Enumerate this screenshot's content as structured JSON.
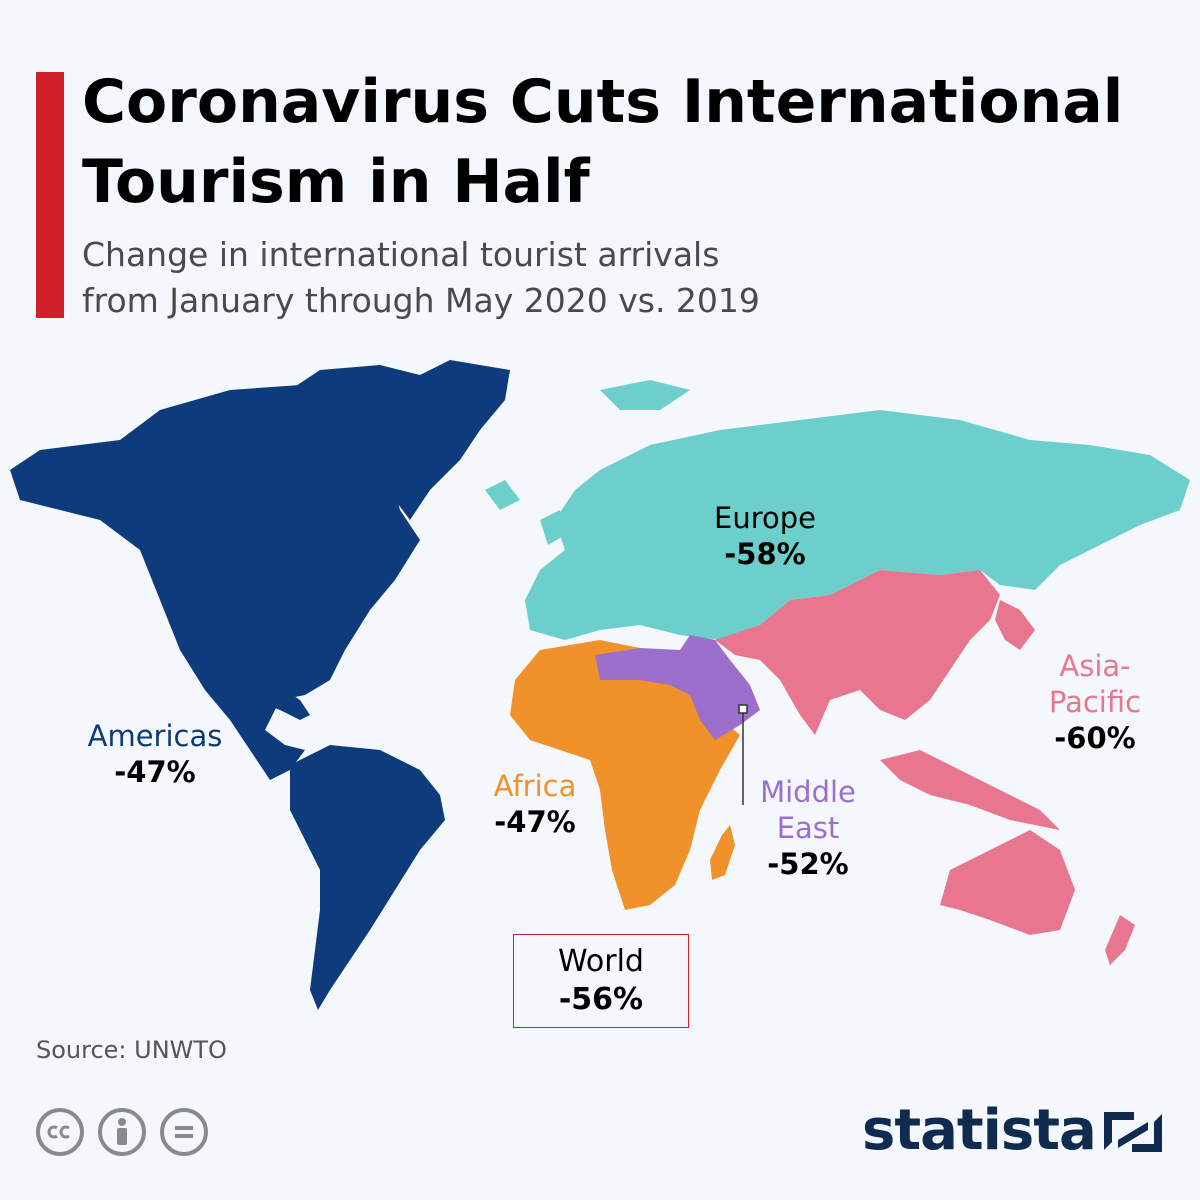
{
  "header": {
    "title_lines": [
      "Coronavirus Cuts International",
      "Tourism in Half"
    ],
    "subtitle_lines": [
      "Change in international tourist arrivals",
      "from January through May 2020 vs. 2019"
    ]
  },
  "chart_data": {
    "type": "map",
    "regions": [
      {
        "name": "Americas",
        "value": "-47%",
        "color": "#0d3b7c"
      },
      {
        "name": "Europe",
        "value": "-58%",
        "color": "#6dcfcb"
      },
      {
        "name": "Africa",
        "value": "-47%",
        "color": "#f0912a"
      },
      {
        "name_lines": [
          "Middle",
          "East"
        ],
        "value": "-52%",
        "color": "#9b6fcb"
      },
      {
        "name_lines": [
          "Asia-",
          "Pacific"
        ],
        "value": "-60%",
        "color": "#e8768e"
      }
    ],
    "world": {
      "name": "World",
      "value": "-56%"
    }
  },
  "footer": {
    "source": "Source: UNWTO",
    "brand": "statista",
    "license_icons": [
      "cc-icon",
      "attribution-icon",
      "no-derivatives-icon"
    ]
  },
  "colors": {
    "accent": "#d0202a",
    "background": "#f4f7fb",
    "brand": "#0f2b4f"
  }
}
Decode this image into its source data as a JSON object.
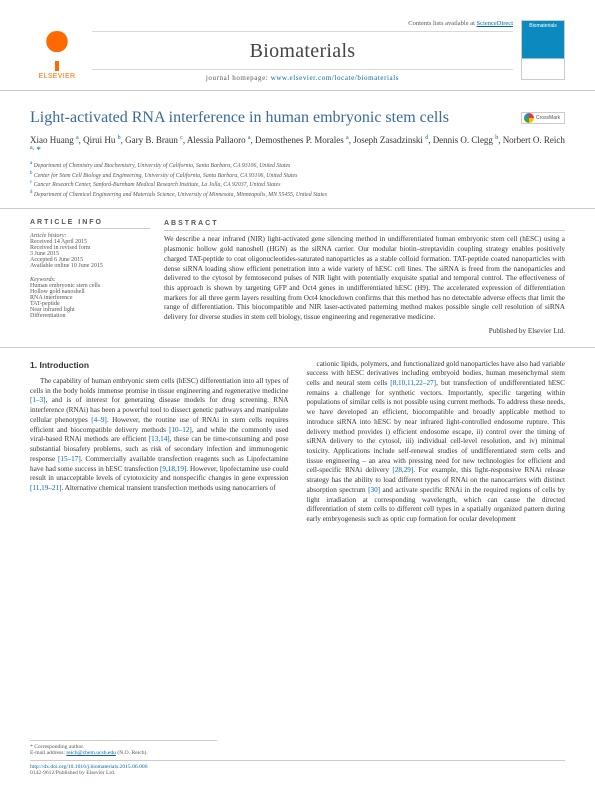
{
  "header": {
    "publisher": "ELSEVIER",
    "contents_line_prefix": "Contents lists available at ",
    "contents_link": "ScienceDirect",
    "journal": "Biomaterials",
    "home_prefix": "journal homepage: ",
    "home_url": "www.elsevier.com/locate/biomaterials",
    "cover_label": "Biomaterials"
  },
  "title": "Light-activated RNA interference in human embryonic stem cells",
  "crossmark": "CrossMark",
  "authors_html": "Xiao Huang <sup>a</sup>, Qirui Hu <sup>b</sup>, Gary B. Braun <sup>c</sup>, Alessia Pallaoro <sup>a</sup>, Demosthenes P. Morales <sup>a</sup>, Joseph Zasadzinski <sup>d</sup>, Dennis O. Clegg <sup>b</sup>, Norbert O. Reich <sup>a,</sup> <span class=\"star\">*</span>",
  "affiliations": [
    "Department of Chemistry and Biochemistry, University of California, Santa Barbara, CA 93106, United States",
    "Center for Stem Cell Biology and Engineering, University of California, Santa Barbara, CA 93106, United States",
    "Cancer Research Center, Sanford-Burnham Medical Research Institute, La Jolla, CA 92037, United States",
    "Department of Chemical Engineering and Materials Science, University of Minnesota, Minneapolis, MN 55455, United States"
  ],
  "aff_markers": [
    "a",
    "b",
    "c",
    "d"
  ],
  "article_info": {
    "heading": "ARTICLE INFO",
    "history_label": "Article history:",
    "history": [
      "Received 14 April 2015",
      "Received in revised form",
      "3 June 2015",
      "Accepted 6 June 2015",
      "Available online 10 June 2015"
    ],
    "kw_label": "Keywords:",
    "keywords": [
      "Human embryonic stem cells",
      "Hollow gold nanoshell",
      "RNA interference",
      "TAT-peptide",
      "Near infrared light",
      "Differentiation"
    ]
  },
  "abstract": {
    "heading": "ABSTRACT",
    "text": "We describe a near infrared (NIR) light-activated gene silencing method in undifferentiated human embryonic stem cell (hESC) using a plasmonic hollow gold nanoshell (HGN) as the siRNA carrier. Our modular biotin–streptavidin coupling strategy enables positively charged TAT-peptide to coat oligonucleotides-saturated nanoparticles as a stable colloid formation. TAT-peptide coated nanoparticles with dense siRNA loading show efficient penetration into a wide variety of hESC cell lines. The siRNA is freed from the nanoparticles and delivered to the cytosol by femtosecond pulses of NIR light with potentially exquisite spatial and temporal control. The effectiveness of this approach is shown by targeting GFP and Oct4 genes in undifferentiated hESC (H9). The accelerated expression of differentiation markers for all three germ layers resulting from Oct4 knockdown confirms that this method has no detectable adverse effects that limit the range of differentiation. This biocompatible and NIR laser-activated patterning method makes possible single cell resolution of siRNA delivery for diverse studies in stem cell biology, tissue engineering and regenerative medicine.",
    "published": "Published by Elsevier Ltd."
  },
  "body": {
    "section_number": "1.",
    "section_title": "Introduction",
    "col1": "The capability of human embryonic stem cells (hESC) differentiation into all types of cells in the body holds immense promise in tissue engineering and regenerative medicine [1–3], and is of interest for generating disease models for drug screening. RNA interference (RNAi) has been a powerful tool to dissect genetic pathways and manipulate cellular phenotypes [4–9]. However, the routine use of RNAi in stem cells requires efficient and biocompatible delivery methods [10–12], and while the commonly used viral-based RNAi methods are efficient [13,14], these can be time-consuming and pose substantial biosafety problems, such as risk of secondary infection and immunogenic response [15–17]. Commercially available transfection reagents such as Lipofectamine have had some success in hESC transfection [9,18,19]. However, lipofectamine use could result in unacceptable levels of cytotoxicity and nonspecific changes in gene expression [11,19–21]. Alternative chemical transient transfection methods using nanocarriers of",
    "col2": "cationic lipids, polymers, and functionalized gold nanoparticles have also had variable success with hESC derivatives including embryoid bodies, human mesenchymal stem cells and neural stem cells [8,10,11,22–27], but transfection of undifferentiated hESC remains a challenge for synthetic vectors. Importantly, specific targeting within populations of similar cells is not possible using current methods. To address these needs, we have developed an efficient, biocompatible and broadly applicable method to introduce siRNA into hESC by near infrared light-controlled endosome rupture. This delivery method provides i) efficient endosome escape, ii) control over the timing of siRNA delivery to the cytosol, iii) individual cell-level resolution, and iv) minimal toxicity. Applications include self-renewal studies of undifferentiated stem cells and tissue engineering – an area with pressing need for new technologies for efficient and cell-specific RNAi delivery [28,29]. For example, this light-responsive RNAi release strategy has the ability to load different types of RNAi on the nanocarriers with distinct absorption spectrum [30] and activate specific RNAi in the required regions of cells by light irradiation at corresponding wavelength, which can cause the directed differentiation of stem cells to different cell types in a spatially organized pattern during early embryogenesis such as optic cup formation for ocular development"
  },
  "refs_col1": [
    "[1–3]",
    "[4–9]",
    "[10–12]",
    "[13,14]",
    "[15–17]",
    "[9,18,19]",
    "[11,19–21]"
  ],
  "refs_col2": [
    "[8,10,11,22–27]",
    "[28,29]",
    "[30]"
  ],
  "footer": {
    "corr_label": "* Corresponding author.",
    "email_label": "E-mail address: ",
    "email": "reich@chem.ucsb.edu",
    "email_who": "(N.O. Reich).",
    "doi": "http://dx.doi.org/10.1016/j.biomaterials.2015.06.006",
    "copyright": "0142-9612/Published by Elsevier Ltd."
  },
  "colors": {
    "title": "#3a6a9a",
    "link": "#0066aa",
    "elsevier": "#ff6a00"
  }
}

BRIEF: What is needed is an exact copy of the data, without any pictures.

REPLY:
Enumerate this screenshot's content as structured JSON.
{
  "header": {
    "title_lines": [
      "Coronavirus Cuts International",
      "Tourism in Half"
    ],
    "subtitle_lines": [
      "Change in international tourist arrivals",
      "from January through May 2020 vs. 2019"
    ]
  },
  "chart_data": {
    "type": "map",
    "regions": [
      {
        "name": "Americas",
        "value": "-47%",
        "color": "#0d3b7c"
      },
      {
        "name": "Europe",
        "value": "-58%",
        "color": "#6dcfcb"
      },
      {
        "name": "Africa",
        "value": "-47%",
        "color": "#f0912a"
      },
      {
        "name_lines": [
          "Middle",
          "East"
        ],
        "value": "-52%",
        "color": "#9b6fcb"
      },
      {
        "name_lines": [
          "Asia-",
          "Pacific"
        ],
        "value": "-60%",
        "color": "#e8768e"
      }
    ],
    "world": {
      "name": "World",
      "value": "-56%"
    }
  },
  "footer": {
    "source": "Source: UNWTO",
    "brand": "statista",
    "license_icons": [
      "cc-icon",
      "attribution-icon",
      "no-derivatives-icon"
    ]
  },
  "colors": {
    "accent": "#d0202a",
    "background": "#f4f7fb",
    "brand": "#0f2b4f"
  }
}
Decode this image into its source data as a JSON object.
{
  "header": {
    "publisher": "ELSEVIER",
    "contents_line_prefix": "Contents lists available at ",
    "contents_link": "ScienceDirect",
    "journal": "Biomaterials",
    "home_prefix": "journal homepage: ",
    "home_url": "www.elsevier.com/locate/biomaterials",
    "cover_label": "Biomaterials"
  },
  "title": "Light-activated RNA interference in human embryonic stem cells",
  "crossmark": "CrossMark",
  "authors_html": "Xiao Huang <sup>a</sup>, Qirui Hu <sup>b</sup>, Gary B. Braun <sup>c</sup>, Alessia Pallaoro <sup>a</sup>, Demosthenes P. Morales <sup>a</sup>, Joseph Zasadzinski <sup>d</sup>, Dennis O. Clegg <sup>b</sup>, Norbert O. Reich <sup>a,</sup> <span class=\"star\">*</span>",
  "affiliations": [
    "Department of Chemistry and Biochemistry, University of California, Santa Barbara, CA 93106, United States",
    "Center for Stem Cell Biology and Engineering, University of California, Santa Barbara, CA 93106, United States",
    "Cancer Research Center, Sanford-Burnham Medical Research Institute, La Jolla, CA 92037, United States",
    "Department of Chemical Engineering and Materials Science, University of Minnesota, Minneapolis, MN 55455, United States"
  ],
  "aff_markers": [
    "a",
    "b",
    "c",
    "d"
  ],
  "article_info": {
    "heading": "ARTICLE INFO",
    "history_label": "Article history:",
    "history": [
      "Received 14 April 2015",
      "Received in revised form",
      "3 June 2015",
      "Accepted 6 June 2015",
      "Available online 10 June 2015"
    ],
    "kw_label": "Keywords:",
    "keywords": [
      "Human embryonic stem cells",
      "Hollow gold nanoshell",
      "RNA interference",
      "TAT-peptide",
      "Near infrared light",
      "Differentiation"
    ]
  },
  "abstract": {
    "heading": "ABSTRACT",
    "text": "We describe a near infrared (NIR) light-activated gene silencing method in undifferentiated human embryonic stem cell (hESC) using a plasmonic hollow gold nanoshell (HGN) as the siRNA carrier. Our modular biotin–streptavidin coupling strategy enables positively charged TAT-peptide to coat oligonucleotides-saturated nanoparticles as a stable colloid formation. TAT-peptide coated nanoparticles with dense siRNA loading show efficient penetration into a wide variety of hESC cell lines. The siRNA is freed from the nanoparticles and delivered to the cytosol by femtosecond pulses of NIR light with potentially exquisite spatial and temporal control. The effectiveness of this approach is shown by targeting GFP and Oct4 genes in undifferentiated hESC (H9). The accelerated expression of differentiation markers for all three germ layers resulting from Oct4 knockdown confirms that this method has no detectable adverse effects that limit the range of differentiation. This biocompatible and NIR laser-activated patterning method makes possible single cell resolution of siRNA delivery for diverse studies in stem cell biology, tissue engineering and regenerative medicine.",
    "published": "Published by Elsevier Ltd."
  },
  "body": {
    "section_number": "1.",
    "section_title": "Introduction",
    "col1": "The capability of human embryonic stem cells (hESC) differentiation into all types of cells in the body holds immense promise in tissue engineering and regenerative medicine [1–3], and is of interest for generating disease models for drug screening. RNA interference (RNAi) has been a powerful tool to dissect genetic pathways and manipulate cellular phenotypes [4–9]. However, the routine use of RNAi in stem cells requires efficient and biocompatible delivery methods [10–12], and while the commonly used viral-based RNAi methods are efficient [13,14], these can be time-consuming and pose substantial biosafety problems, such as risk of secondary infection and immunogenic response [15–17]. Commercially available transfection reagents such as Lipofectamine have had some success in hESC transfection [9,18,19]. However, lipofectamine use could result in unacceptable levels of cytotoxicity and nonspecific changes in gene expression [11,19–21]. Alternative chemical transient transfection methods using nanocarriers of",
    "col2": "cationic lipids, polymers, and functionalized gold nanoparticles have also had variable success with hESC derivatives including embryoid bodies, human mesenchymal stem cells and neural stem cells [8,10,11,22–27], but transfection of undifferentiated hESC remains a challenge for synthetic vectors. Importantly, specific targeting within populations of similar cells is not possible using current methods. To address these needs, we have developed an efficient, biocompatible and broadly applicable method to introduce siRNA into hESC by near infrared light-controlled endosome rupture. This delivery method provides i) efficient endosome escape, ii) control over the timing of siRNA delivery to the cytosol, iii) individual cell-level resolution, and iv) minimal toxicity. Applications include self-renewal studies of undifferentiated stem cells and tissue engineering – an area with pressing need for new technologies for efficient and cell-specific RNAi delivery [28,29]. For example, this light-responsive RNAi release strategy has the ability to load different types of RNAi on the nanocarriers with distinct absorption spectrum [30] and activate specific RNAi in the required regions of cells by light irradiation at corresponding wavelength, which can cause the directed differentiation of stem cells to different cell types in a spatially organized pattern during early embryogenesis such as optic cup formation for ocular development"
  },
  "refs_col1": [
    "[1–3]",
    "[4–9]",
    "[10–12]",
    "[13,14]",
    "[15–17]",
    "[9,18,19]",
    "[11,19–21]"
  ],
  "refs_col2": [
    "[8,10,11,22–27]",
    "[28,29]",
    "[30]"
  ],
  "footer": {
    "corr_label": "* Corresponding author.",
    "email_label": "E-mail address: ",
    "email": "reich@chem.ucsb.edu",
    "email_who": "(N.O. Reich).",
    "doi": "http://dx.doi.org/10.1016/j.biomaterials.2015.06.006",
    "copyright": "0142-9612/Published by Elsevier Ltd."
  },
  "colors": {
    "title": "#3a6a9a",
    "link": "#0066aa",
    "elsevier": "#ff6a00"
  }
}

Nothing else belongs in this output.